→ **Problem description**
In how many lines does the string "depth" appear? Answer with the number only.

→ **Dataset rows**
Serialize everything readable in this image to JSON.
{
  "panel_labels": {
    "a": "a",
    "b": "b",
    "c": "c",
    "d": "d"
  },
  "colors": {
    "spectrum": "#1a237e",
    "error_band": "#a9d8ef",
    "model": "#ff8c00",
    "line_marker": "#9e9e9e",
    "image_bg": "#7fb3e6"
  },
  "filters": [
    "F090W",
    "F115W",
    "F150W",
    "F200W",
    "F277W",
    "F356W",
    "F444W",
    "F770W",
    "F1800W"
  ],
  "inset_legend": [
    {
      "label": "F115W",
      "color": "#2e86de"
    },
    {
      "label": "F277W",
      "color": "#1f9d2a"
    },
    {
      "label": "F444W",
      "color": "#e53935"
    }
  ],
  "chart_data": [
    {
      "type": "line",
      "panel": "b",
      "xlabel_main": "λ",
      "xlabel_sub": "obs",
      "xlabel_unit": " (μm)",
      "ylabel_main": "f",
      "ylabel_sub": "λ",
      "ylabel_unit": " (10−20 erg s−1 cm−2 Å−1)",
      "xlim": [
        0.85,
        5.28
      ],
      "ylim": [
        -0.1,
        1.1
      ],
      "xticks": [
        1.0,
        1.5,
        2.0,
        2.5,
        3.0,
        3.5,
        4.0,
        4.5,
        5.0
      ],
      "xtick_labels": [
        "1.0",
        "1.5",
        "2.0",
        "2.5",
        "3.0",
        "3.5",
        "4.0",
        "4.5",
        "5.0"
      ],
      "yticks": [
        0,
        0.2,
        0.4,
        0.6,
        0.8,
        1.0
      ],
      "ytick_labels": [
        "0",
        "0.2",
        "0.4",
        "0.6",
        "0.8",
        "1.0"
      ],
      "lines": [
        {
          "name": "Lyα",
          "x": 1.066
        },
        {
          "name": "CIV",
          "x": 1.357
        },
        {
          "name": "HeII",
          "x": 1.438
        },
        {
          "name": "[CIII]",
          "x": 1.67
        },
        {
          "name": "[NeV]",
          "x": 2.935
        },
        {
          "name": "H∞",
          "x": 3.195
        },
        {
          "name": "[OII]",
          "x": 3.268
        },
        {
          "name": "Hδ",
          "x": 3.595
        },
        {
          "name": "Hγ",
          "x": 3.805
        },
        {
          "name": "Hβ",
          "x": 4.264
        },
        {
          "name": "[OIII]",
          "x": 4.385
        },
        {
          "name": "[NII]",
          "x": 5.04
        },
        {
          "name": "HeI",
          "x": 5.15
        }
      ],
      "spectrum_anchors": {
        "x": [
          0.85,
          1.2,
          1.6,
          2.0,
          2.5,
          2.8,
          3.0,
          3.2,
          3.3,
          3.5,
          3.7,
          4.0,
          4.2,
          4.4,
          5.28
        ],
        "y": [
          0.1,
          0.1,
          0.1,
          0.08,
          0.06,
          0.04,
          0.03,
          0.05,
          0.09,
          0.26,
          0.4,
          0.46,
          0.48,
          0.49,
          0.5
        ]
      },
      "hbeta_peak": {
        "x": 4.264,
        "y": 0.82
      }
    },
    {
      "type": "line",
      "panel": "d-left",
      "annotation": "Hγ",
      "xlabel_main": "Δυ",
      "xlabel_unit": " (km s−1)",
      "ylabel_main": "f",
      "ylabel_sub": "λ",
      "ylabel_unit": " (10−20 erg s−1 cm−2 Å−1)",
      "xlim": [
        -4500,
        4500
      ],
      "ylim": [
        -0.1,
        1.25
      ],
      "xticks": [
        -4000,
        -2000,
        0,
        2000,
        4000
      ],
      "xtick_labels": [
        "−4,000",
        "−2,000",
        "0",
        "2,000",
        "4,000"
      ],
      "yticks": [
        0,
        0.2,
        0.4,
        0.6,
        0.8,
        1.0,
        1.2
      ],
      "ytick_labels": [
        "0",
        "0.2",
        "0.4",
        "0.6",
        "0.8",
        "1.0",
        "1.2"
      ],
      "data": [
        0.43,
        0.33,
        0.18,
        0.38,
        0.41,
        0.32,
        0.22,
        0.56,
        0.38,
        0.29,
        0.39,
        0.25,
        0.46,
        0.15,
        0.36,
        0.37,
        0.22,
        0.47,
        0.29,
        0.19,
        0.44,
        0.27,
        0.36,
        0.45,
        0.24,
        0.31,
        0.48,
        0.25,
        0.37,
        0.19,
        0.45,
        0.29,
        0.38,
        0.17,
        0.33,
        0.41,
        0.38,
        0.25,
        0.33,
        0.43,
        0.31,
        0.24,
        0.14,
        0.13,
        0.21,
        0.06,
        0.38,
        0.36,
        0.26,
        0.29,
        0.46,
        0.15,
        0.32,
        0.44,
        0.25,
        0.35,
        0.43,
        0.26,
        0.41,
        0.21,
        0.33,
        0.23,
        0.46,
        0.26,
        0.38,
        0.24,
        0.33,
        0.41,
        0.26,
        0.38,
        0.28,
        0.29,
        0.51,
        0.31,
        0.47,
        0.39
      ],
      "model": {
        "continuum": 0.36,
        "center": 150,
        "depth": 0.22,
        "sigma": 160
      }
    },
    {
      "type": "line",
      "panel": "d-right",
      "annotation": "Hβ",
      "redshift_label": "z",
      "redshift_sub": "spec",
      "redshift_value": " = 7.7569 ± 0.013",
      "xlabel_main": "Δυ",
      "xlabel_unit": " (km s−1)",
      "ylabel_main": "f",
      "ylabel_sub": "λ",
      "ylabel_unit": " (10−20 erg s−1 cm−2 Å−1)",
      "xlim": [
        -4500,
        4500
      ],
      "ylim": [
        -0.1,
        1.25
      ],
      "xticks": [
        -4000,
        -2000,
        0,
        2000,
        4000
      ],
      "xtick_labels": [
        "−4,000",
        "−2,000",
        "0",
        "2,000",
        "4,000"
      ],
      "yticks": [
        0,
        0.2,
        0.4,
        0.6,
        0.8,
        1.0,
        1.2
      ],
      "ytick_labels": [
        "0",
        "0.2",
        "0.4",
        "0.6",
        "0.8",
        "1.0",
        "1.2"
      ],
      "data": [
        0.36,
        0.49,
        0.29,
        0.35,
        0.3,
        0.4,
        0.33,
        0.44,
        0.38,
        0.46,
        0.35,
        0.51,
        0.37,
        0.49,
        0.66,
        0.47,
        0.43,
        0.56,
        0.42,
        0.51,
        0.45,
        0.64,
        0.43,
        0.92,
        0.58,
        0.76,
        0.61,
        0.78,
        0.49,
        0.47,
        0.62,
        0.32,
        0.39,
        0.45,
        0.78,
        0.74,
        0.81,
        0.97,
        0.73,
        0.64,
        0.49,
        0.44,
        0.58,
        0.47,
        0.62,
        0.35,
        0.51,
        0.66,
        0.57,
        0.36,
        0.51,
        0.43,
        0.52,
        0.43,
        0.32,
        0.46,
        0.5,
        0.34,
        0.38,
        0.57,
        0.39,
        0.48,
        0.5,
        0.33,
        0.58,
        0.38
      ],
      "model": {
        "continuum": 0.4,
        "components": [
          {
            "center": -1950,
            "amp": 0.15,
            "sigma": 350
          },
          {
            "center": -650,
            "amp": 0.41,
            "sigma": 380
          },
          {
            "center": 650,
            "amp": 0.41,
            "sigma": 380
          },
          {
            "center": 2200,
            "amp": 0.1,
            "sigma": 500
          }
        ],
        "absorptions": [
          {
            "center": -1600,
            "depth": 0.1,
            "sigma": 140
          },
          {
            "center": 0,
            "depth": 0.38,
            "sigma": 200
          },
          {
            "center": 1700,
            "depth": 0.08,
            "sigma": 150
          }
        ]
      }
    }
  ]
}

→ **Solution to this task**
4